- [Problem description] Pull out all lines from the listing below in which the word "Decode" appears.

(Entries with figure data)
____________

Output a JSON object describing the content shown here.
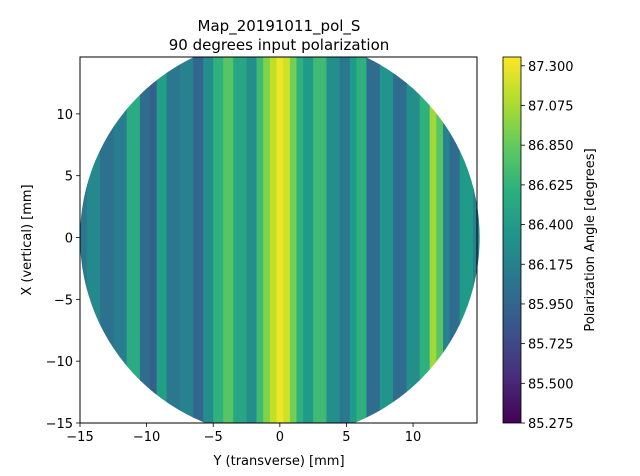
{
  "chart_data": {
    "type": "heatmap",
    "title": "Map_20191011_pol_S",
    "subtitle": "90 degrees input polarization",
    "xlabel": "Y (transverse) [mm]",
    "ylabel": "X (vertical) [mm]",
    "xlim": [
      -15,
      14.8
    ],
    "ylim": [
      -15,
      14.6
    ],
    "xticks": [
      -15,
      -10,
      -5,
      0,
      5,
      10
    ],
    "yticks": [
      -15,
      -10,
      -5,
      0,
      5,
      10
    ],
    "colormap": "viridis",
    "colorbar": {
      "label": "Polarization Angle [degrees]",
      "range": [
        85.275,
        87.35
      ],
      "ticks": [
        "85.275",
        "85.500",
        "85.725",
        "85.950",
        "86.175",
        "86.400",
        "86.625",
        "86.850",
        "87.075",
        "87.300"
      ]
    },
    "map_shape": "circle",
    "map_center": [
      0,
      0
    ],
    "map_radius_mm": 15,
    "y_profile": [
      {
        "y": -15.0,
        "value": 86.1
      },
      {
        "y": -14.0,
        "value": 86.25
      },
      {
        "y": -13.0,
        "value": 86.05
      },
      {
        "y": -12.0,
        "value": 86.15
      },
      {
        "y": -11.0,
        "value": 86.55
      },
      {
        "y": -10.0,
        "value": 86.0
      },
      {
        "y": -9.5,
        "value": 85.9
      },
      {
        "y": -9.0,
        "value": 86.45
      },
      {
        "y": -8.0,
        "value": 86.1
      },
      {
        "y": -7.0,
        "value": 86.2
      },
      {
        "y": -6.0,
        "value": 85.95
      },
      {
        "y": -5.5,
        "value": 86.3
      },
      {
        "y": -4.5,
        "value": 86.6
      },
      {
        "y": -4.0,
        "value": 86.8
      },
      {
        "y": -3.0,
        "value": 86.5
      },
      {
        "y": -2.0,
        "value": 86.3
      },
      {
        "y": -1.5,
        "value": 86.7
      },
      {
        "y": -1.0,
        "value": 86.95
      },
      {
        "y": -0.5,
        "value": 87.15
      },
      {
        "y": 0.0,
        "value": 87.3
      },
      {
        "y": 0.5,
        "value": 87.2
      },
      {
        "y": 1.0,
        "value": 86.9
      },
      {
        "y": 1.5,
        "value": 86.6
      },
      {
        "y": 2.0,
        "value": 86.4
      },
      {
        "y": 3.0,
        "value": 86.7
      },
      {
        "y": 4.0,
        "value": 86.3
      },
      {
        "y": 5.0,
        "value": 86.1
      },
      {
        "y": 5.5,
        "value": 86.4
      },
      {
        "y": 6.0,
        "value": 86.6
      },
      {
        "y": 7.0,
        "value": 86.0
      },
      {
        "y": 8.0,
        "value": 86.35
      },
      {
        "y": 9.0,
        "value": 86.0
      },
      {
        "y": 10.0,
        "value": 86.3
      },
      {
        "y": 11.0,
        "value": 86.6
      },
      {
        "y": 11.5,
        "value": 87.05
      },
      {
        "y": 12.0,
        "value": 86.8
      },
      {
        "y": 12.5,
        "value": 86.2
      },
      {
        "y": 13.0,
        "value": 86.0
      },
      {
        "y": 14.0,
        "value": 86.4
      },
      {
        "y": 15.0,
        "value": 86.2
      }
    ],
    "grid": false
  }
}
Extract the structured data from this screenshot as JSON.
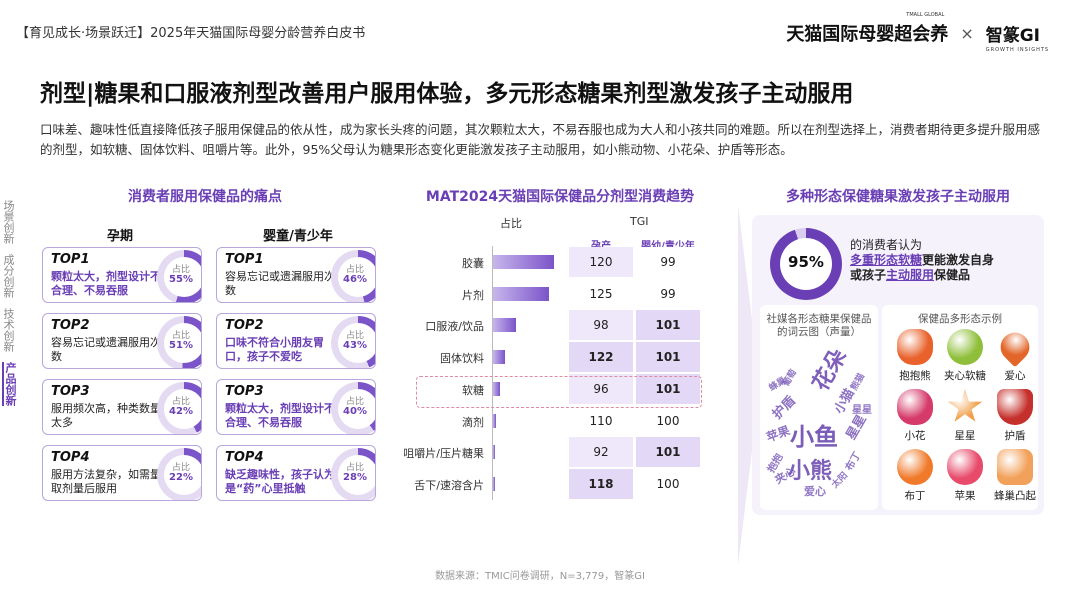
{
  "header": {
    "report_title": "【育见成长·场景跃迁】2025年天猫国际母婴分龄营养白皮书",
    "brand_tmall": "天猫国际母婴超会养",
    "brand_tmall_tag": "TMALL GLOBAL",
    "separator": "×",
    "brand_gi": "智篆GI",
    "brand_gi_tag": "GROWTH INSIGHTS"
  },
  "title": "剂型|糖果和口服液剂型改善用户服用体验，多元形态糖果剂型激发孩子主动服用",
  "intro": "口味差、趣味性低直接降低孩子服用保健品的依从性，成为家长头疼的问题，其次颗粒太大，不易吞服也成为大人和小孩共同的难题。所以在剂型选择上，消费者期待更多提升服用感的剂型，如软糖、固体饮料、咀嚼片等。此外，95%父母认为糖果形态变化更能激发孩子主动服用，如小熊动物、小花朵、护盾等形态。",
  "side_nav": [
    "场景创新",
    "成分创新",
    "技术创新",
    "产品创新"
  ],
  "left_panel": {
    "title": "消费者服用保健品的痛点",
    "col_pregnancy": "孕期",
    "col_kids": "婴童/青少年",
    "ratio_label": "占比",
    "pregnancy": [
      {
        "rank": "TOP1",
        "text": "颗粒太大，剂型设计不合理、不易吞服",
        "pct": "55%",
        "value": 55,
        "highlight": true
      },
      {
        "rank": "TOP2",
        "text": "容易忘记或遗漏服用次数",
        "pct": "51%",
        "value": 51,
        "highlight": false
      },
      {
        "rank": "TOP3",
        "text": "服用频次高，种类数量太多",
        "pct": "42%",
        "value": 42,
        "highlight": false
      },
      {
        "rank": "TOP4",
        "text": "服用方法复杂，如需量取剂量后服用",
        "pct": "22%",
        "value": 22,
        "highlight": false
      }
    ],
    "kids": [
      {
        "rank": "TOP1",
        "text": "容易忘记或遗漏服用次数",
        "pct": "46%",
        "value": 46,
        "highlight": false
      },
      {
        "rank": "TOP2",
        "text": "口味不符合小朋友胃口，孩子不爱吃",
        "pct": "43%",
        "value": 43,
        "highlight": true
      },
      {
        "rank": "TOP3",
        "text": "颗粒太大，剂型设计不合理、不易吞服",
        "pct": "40%",
        "value": 40,
        "highlight": true
      },
      {
        "rank": "TOP4",
        "text": "缺乏趣味性，孩子认为是“药”心里抵触",
        "pct": "28%",
        "value": 28,
        "highlight": true
      }
    ]
  },
  "middle_panel": {
    "title": "MAT2024天猫国际保健品分剂型消费趋势",
    "col_share": "占比",
    "col_tgi": "TGI",
    "sub_pregnancy": "孕产",
    "sub_kids": "婴幼/青少年",
    "rows": [
      {
        "label": "胶囊",
        "share": 0.85,
        "tgi_preg": "120",
        "tgi_kids": "99",
        "bold_preg": false,
        "bold_kids": false
      },
      {
        "label": "片剂",
        "share": 0.78,
        "tgi_preg": "125",
        "tgi_kids": "99",
        "bold_preg": false,
        "bold_kids": false
      },
      {
        "label": "口服液/饮品",
        "share": 0.32,
        "tgi_preg": "98",
        "tgi_kids": "101",
        "bold_preg": false,
        "bold_kids": true
      },
      {
        "label": "固体饮料",
        "share": 0.16,
        "tgi_preg": "122",
        "tgi_kids": "101",
        "bold_preg": true,
        "bold_kids": true
      },
      {
        "label": "软糖",
        "share": 0.1,
        "tgi_preg": "96",
        "tgi_kids": "101",
        "bold_preg": false,
        "bold_kids": true
      },
      {
        "label": "滴剂",
        "share": 0.04,
        "tgi_preg": "110",
        "tgi_kids": "100",
        "bold_preg": false,
        "bold_kids": false
      },
      {
        "label": "咀嚼片/压片糖果",
        "share": 0.03,
        "tgi_preg": "92",
        "tgi_kids": "101",
        "bold_preg": false,
        "bold_kids": true
      },
      {
        "label": "舌下/速溶含片",
        "share": 0.02,
        "tgi_preg": "118",
        "tgi_kids": "100",
        "bold_preg": true,
        "bold_kids": false
      }
    ]
  },
  "right_panel": {
    "title": "多种形态保健糖果激发孩子主动服用",
    "pct": "95%",
    "pct_value": 95,
    "stat_line1": "的消费者认为",
    "stat_line2a": "多重形态软糖",
    "stat_line2b": "更能激发自身",
    "stat_line3a": "或孩子",
    "stat_line3b": "主动服用",
    "stat_line3c": "保健品",
    "cloud_title": "社媒各形态糖果保健品的词云图（声量）",
    "cloud_words": [
      "花朵",
      "小鱼",
      "小熊",
      "小猫",
      "星星",
      "苹果",
      "护盾",
      "爱心",
      "夹心",
      "布丁",
      "星星",
      "蜂巢",
      "抱抱",
      "太阳",
      "葡萄",
      "熊猫"
    ],
    "shapes_title": "保健品多形态示例",
    "candies": [
      {
        "label": "抱抱熊",
        "color": "#e9622b",
        "shape": "bear"
      },
      {
        "label": "夹心软糖",
        "color": "#8fbf3a",
        "shape": "round"
      },
      {
        "label": "爱心",
        "color": "#e2662a",
        "shape": "heart"
      },
      {
        "label": "小花",
        "color": "#d53a6a",
        "shape": "flower"
      },
      {
        "label": "星星",
        "color": "#f0a04a",
        "shape": "star"
      },
      {
        "label": "护盾",
        "color": "#c6302c",
        "shape": "shield"
      },
      {
        "label": "布丁",
        "color": "#f07a2a",
        "shape": "round"
      },
      {
        "label": "苹果",
        "color": "#e74a6a",
        "shape": "apple"
      },
      {
        "label": "蜂巢凸起",
        "color": "#f2a15a",
        "shape": "honeycomb"
      }
    ]
  },
  "footer": "数据来源：TMIC问卷调研，N=3,779，智篆GI"
}
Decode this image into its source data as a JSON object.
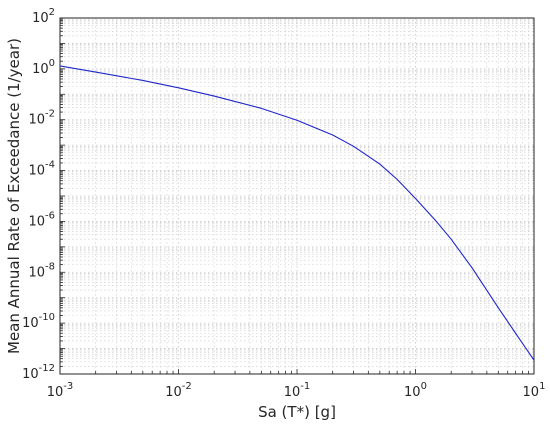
{
  "chart_data": {
    "type": "line",
    "title": "",
    "xlabel": "Sa (T*) [g]",
    "ylabel": "Mean Annual Rate of Exceedance (1/year)",
    "xscale": "log",
    "yscale": "log",
    "xlim": [
      0.001,
      10
    ],
    "ylim": [
      1e-12,
      100
    ],
    "grid": "on (major and minor, dotted)",
    "x_ticks": [
      {
        "value": 0.001,
        "base": "10",
        "exp": "-3"
      },
      {
        "value": 0.01,
        "base": "10",
        "exp": "-2"
      },
      {
        "value": 0.1,
        "base": "10",
        "exp": "-1"
      },
      {
        "value": 1,
        "base": "10",
        "exp": "0"
      },
      {
        "value": 10,
        "base": "10",
        "exp": "1"
      }
    ],
    "y_ticks": [
      {
        "value": 1e-12,
        "base": "10",
        "exp": "-12"
      },
      {
        "value": 1e-10,
        "base": "10",
        "exp": "-10"
      },
      {
        "value": 1e-08,
        "base": "10",
        "exp": "-8"
      },
      {
        "value": 1e-06,
        "base": "10",
        "exp": "-6"
      },
      {
        "value": 0.0001,
        "base": "10",
        "exp": "-4"
      },
      {
        "value": 0.01,
        "base": "10",
        "exp": "-2"
      },
      {
        "value": 1,
        "base": "10",
        "exp": "0"
      },
      {
        "value": 100,
        "base": "10",
        "exp": "2"
      }
    ],
    "series": [
      {
        "color": "#1f26c8",
        "x": [
          0.001,
          0.002,
          0.005,
          0.01,
          0.02,
          0.05,
          0.1,
          0.2,
          0.3,
          0.5,
          0.7,
          1,
          1.5,
          2,
          3,
          5,
          7,
          10
        ],
        "y": [
          1.3,
          0.75,
          0.35,
          0.18,
          0.085,
          0.028,
          0.0095,
          0.0025,
          0.0009,
          0.00018,
          4.5e-05,
          8e-06,
          1e-06,
          2e-07,
          1.5e-08,
          4e-10,
          4e-11,
          3.5e-12
        ]
      }
    ]
  }
}
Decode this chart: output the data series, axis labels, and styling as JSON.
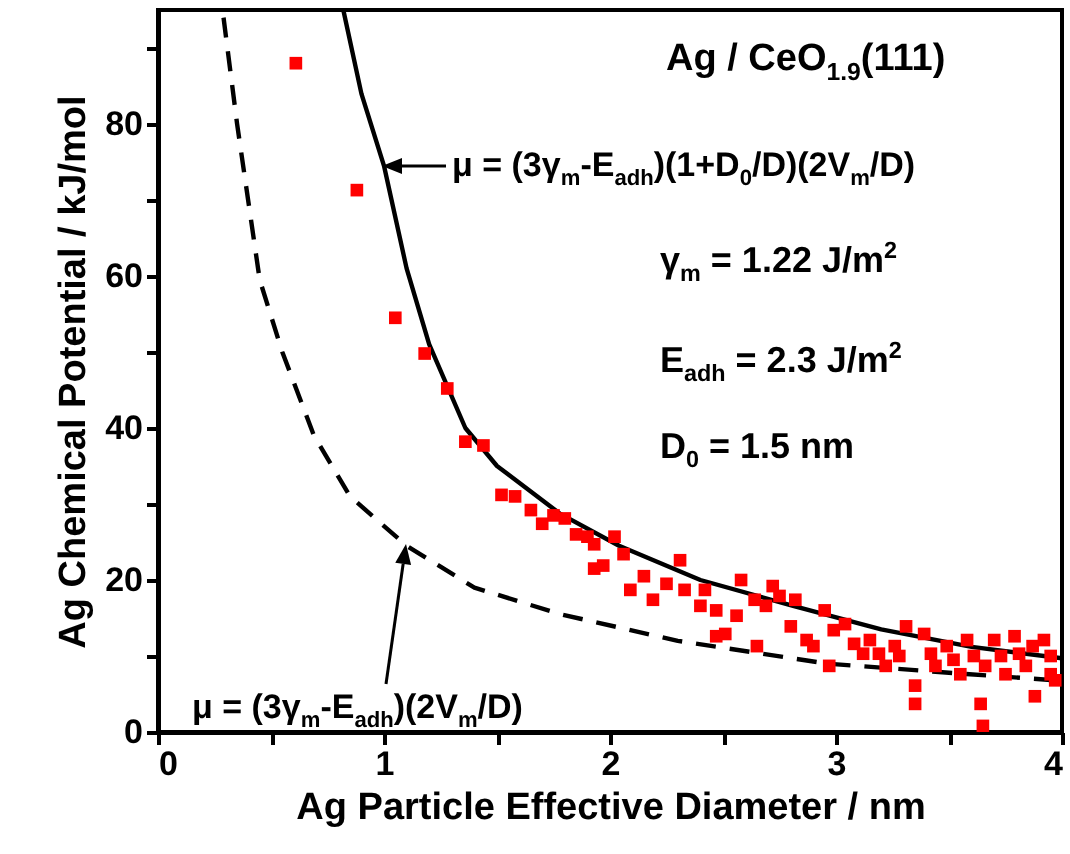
{
  "chart_data": {
    "type": "scatter",
    "xlabel": "Ag Particle Effective Diameter / nm",
    "ylabel": "Ag Chemical Potential / kJ/mol",
    "xlim": [
      0,
      4
    ],
    "ylim": [
      0,
      95
    ],
    "xticks": [
      0,
      {
        "value": 0.5,
        "label": null
      },
      1,
      {
        "value": 1.5,
        "label": null
      },
      2,
      {
        "value": 2.5,
        "label": null
      },
      3,
      {
        "value": 3.5,
        "label": null
      },
      4
    ],
    "yticks": [
      0,
      {
        "value": 10,
        "label": null
      },
      20,
      {
        "value": 30,
        "label": null
      },
      40,
      {
        "value": 50,
        "label": null
      },
      60,
      {
        "value": 70,
        "label": null
      },
      80,
      {
        "value": 90,
        "label": null
      }
    ],
    "grid": false,
    "annotations": [
      "Ag / CeO$_{1.9}$(111)",
      "μ = (3γ$_{m}$-E$_{adh}$)(1+D$_{0}$/D)(2V$_{m}$/D)",
      "γ$_{m}$ = 1.22 J/m$^{2}$",
      "E$_{adh}$ = 2.3 J/m$^{2}$",
      "D$_{0}$ = 1.5 nm",
      "μ = (3γ$_{m}$-E$_{adh}$)(2V$_{m}$/D)"
    ],
    "series": [
      {
        "type": "line",
        "color": "#000000",
        "line_style": "dashed",
        "marker": "none",
        "x": [
          0.29,
          0.35,
          0.45,
          0.55,
          0.69,
          0.85,
          1.1,
          1.4,
          1.78,
          2.3,
          2.96,
          3.5,
          3.97
        ],
        "values": [
          94,
          80,
          59.5,
          50,
          39,
          31,
          24.5,
          19,
          15.5,
          12,
          9,
          7.8,
          6.8
        ]
      },
      {
        "type": "line",
        "color": "#000000",
        "line_style": "solid",
        "marker": "none",
        "x": [
          0.82,
          0.9,
          1.0,
          1.1,
          1.2,
          1.36,
          1.5,
          1.78,
          2.04,
          2.4,
          2.81,
          3.2,
          3.6,
          4.0
        ],
        "values": [
          95,
          84,
          74.5,
          61,
          51,
          40,
          35,
          28.7,
          24.5,
          20,
          16.6,
          13.5,
          11.2,
          9.7
        ]
      },
      {
        "type": "scatter",
        "color": "#ff0000",
        "marker": "square",
        "x": [
          0.61,
          0.88,
          1.05,
          1.18,
          1.28,
          1.36,
          1.44,
          1.52,
          1.58,
          1.65,
          1.7,
          1.75,
          1.8,
          1.85,
          1.9,
          1.93,
          1.97,
          2.02,
          1.93,
          2.06,
          2.09,
          2.15,
          2.19,
          2.25,
          2.31,
          2.33,
          2.4,
          2.42,
          2.47,
          2.47,
          2.51,
          2.56,
          2.58,
          2.64,
          2.65,
          2.69,
          2.72,
          2.75,
          2.8,
          2.82,
          2.87,
          2.9,
          2.95,
          2.97,
          2.99,
          3.04,
          3.08,
          3.12,
          3.15,
          3.19,
          3.22,
          3.26,
          3.28,
          3.31,
          3.35,
          3.35,
          3.39,
          3.42,
          3.44,
          3.49,
          3.52,
          3.55,
          3.58,
          3.61,
          3.64,
          3.65,
          3.66,
          3.7,
          3.73,
          3.75,
          3.79,
          3.81,
          3.84,
          3.87,
          3.88,
          3.92,
          3.95,
          3.97,
          3.95
        ],
        "values": [
          88,
          71.3,
          54.5,
          49.8,
          45.2,
          38.2,
          37.7,
          31.2,
          31,
          29.2,
          27.4,
          28.5,
          28.1,
          26,
          25.7,
          21.5,
          21.9,
          25.7,
          24.7,
          23.4,
          18.7,
          20.5,
          17.4,
          19.5,
          22.6,
          18.7,
          16.6,
          18.7,
          16,
          12.6,
          12.9,
          15.3,
          20,
          17.4,
          11.3,
          16.6,
          19.2,
          17.9,
          13.9,
          17.4,
          12.1,
          11.3,
          16,
          8.7,
          13.4,
          14.2,
          11.6,
          10.3,
          12.1,
          10.3,
          8.7,
          11.3,
          10,
          13.9,
          6.1,
          3.7,
          12.9,
          10.3,
          8.7,
          11.3,
          9.5,
          7.6,
          12.1,
          10,
          3.7,
          0.8,
          8.7,
          12.1,
          10,
          7.6,
          12.6,
          10.3,
          8.7,
          11.3,
          4.7,
          12.1,
          10,
          6.8,
          7.6
        ]
      }
    ]
  }
}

____________

- [Output below]
Decode this image into its source data as a JSON object.
Decode this chart: output the data series, axis labels, and styling as JSON.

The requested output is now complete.